## Listed entries
## Begin

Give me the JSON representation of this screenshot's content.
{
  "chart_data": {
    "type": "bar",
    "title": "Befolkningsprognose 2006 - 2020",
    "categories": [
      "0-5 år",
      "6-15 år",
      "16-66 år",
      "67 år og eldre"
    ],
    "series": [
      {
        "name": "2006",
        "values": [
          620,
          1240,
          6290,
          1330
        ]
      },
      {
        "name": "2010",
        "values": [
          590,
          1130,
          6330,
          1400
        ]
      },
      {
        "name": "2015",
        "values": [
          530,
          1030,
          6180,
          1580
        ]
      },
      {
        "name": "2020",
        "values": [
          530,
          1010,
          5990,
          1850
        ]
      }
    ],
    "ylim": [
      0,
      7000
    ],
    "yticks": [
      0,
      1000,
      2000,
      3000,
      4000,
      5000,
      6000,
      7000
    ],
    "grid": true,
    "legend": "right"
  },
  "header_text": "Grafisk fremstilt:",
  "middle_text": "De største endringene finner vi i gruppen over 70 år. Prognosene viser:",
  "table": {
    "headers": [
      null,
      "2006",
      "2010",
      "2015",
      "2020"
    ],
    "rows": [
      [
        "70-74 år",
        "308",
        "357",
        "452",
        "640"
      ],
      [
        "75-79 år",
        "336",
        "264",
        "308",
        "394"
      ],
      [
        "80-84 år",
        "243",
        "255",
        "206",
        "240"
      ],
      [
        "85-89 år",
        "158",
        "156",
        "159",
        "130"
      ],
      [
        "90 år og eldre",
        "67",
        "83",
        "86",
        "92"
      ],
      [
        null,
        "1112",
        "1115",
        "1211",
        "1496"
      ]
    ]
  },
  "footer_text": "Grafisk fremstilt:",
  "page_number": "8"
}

## End

## Request
Hand back the material above in full, exactly as written.

## Solution for this task
Give me the JSON representation of this screenshot's content.
{
  "chart_data": {
    "type": "bar",
    "title": "Befolkningsprognose 2006 - 2020",
    "categories": [
      "0-5 år",
      "6-15 år",
      "16-66 år",
      "67 år og eldre"
    ],
    "series": [
      {
        "name": "2006",
        "values": [
          620,
          1240,
          6290,
          1330
        ]
      },
      {
        "name": "2010",
        "values": [
          590,
          1130,
          6330,
          1400
        ]
      },
      {
        "name": "2015",
        "values": [
          530,
          1030,
          6180,
          1580
        ]
      },
      {
        "name": "2020",
        "values": [
          530,
          1010,
          5990,
          1850
        ]
      }
    ],
    "ylim": [
      0,
      7000
    ],
    "yticks": [
      0,
      1000,
      2000,
      3000,
      4000,
      5000,
      6000,
      7000
    ],
    "grid": true,
    "legend": "right"
  },
  "header_text": "Grafisk fremstilt:",
  "middle_text": "De største endringene finner vi i gruppen over 70 år. Prognosene viser:",
  "table": {
    "headers": [
      null,
      "2006",
      "2010",
      "2015",
      "2020"
    ],
    "rows": [
      [
        "70-74 år",
        "308",
        "357",
        "452",
        "640"
      ],
      [
        "75-79 år",
        "336",
        "264",
        "308",
        "394"
      ],
      [
        "80-84 år",
        "243",
        "255",
        "206",
        "240"
      ],
      [
        "85-89 år",
        "158",
        "156",
        "159",
        "130"
      ],
      [
        "90 år og eldre",
        "67",
        "83",
        "86",
        "92"
      ],
      [
        null,
        "1112",
        "1115",
        "1211",
        "1496"
      ]
    ]
  },
  "footer_text": "Grafisk fremstilt:",
  "page_number": "8"
}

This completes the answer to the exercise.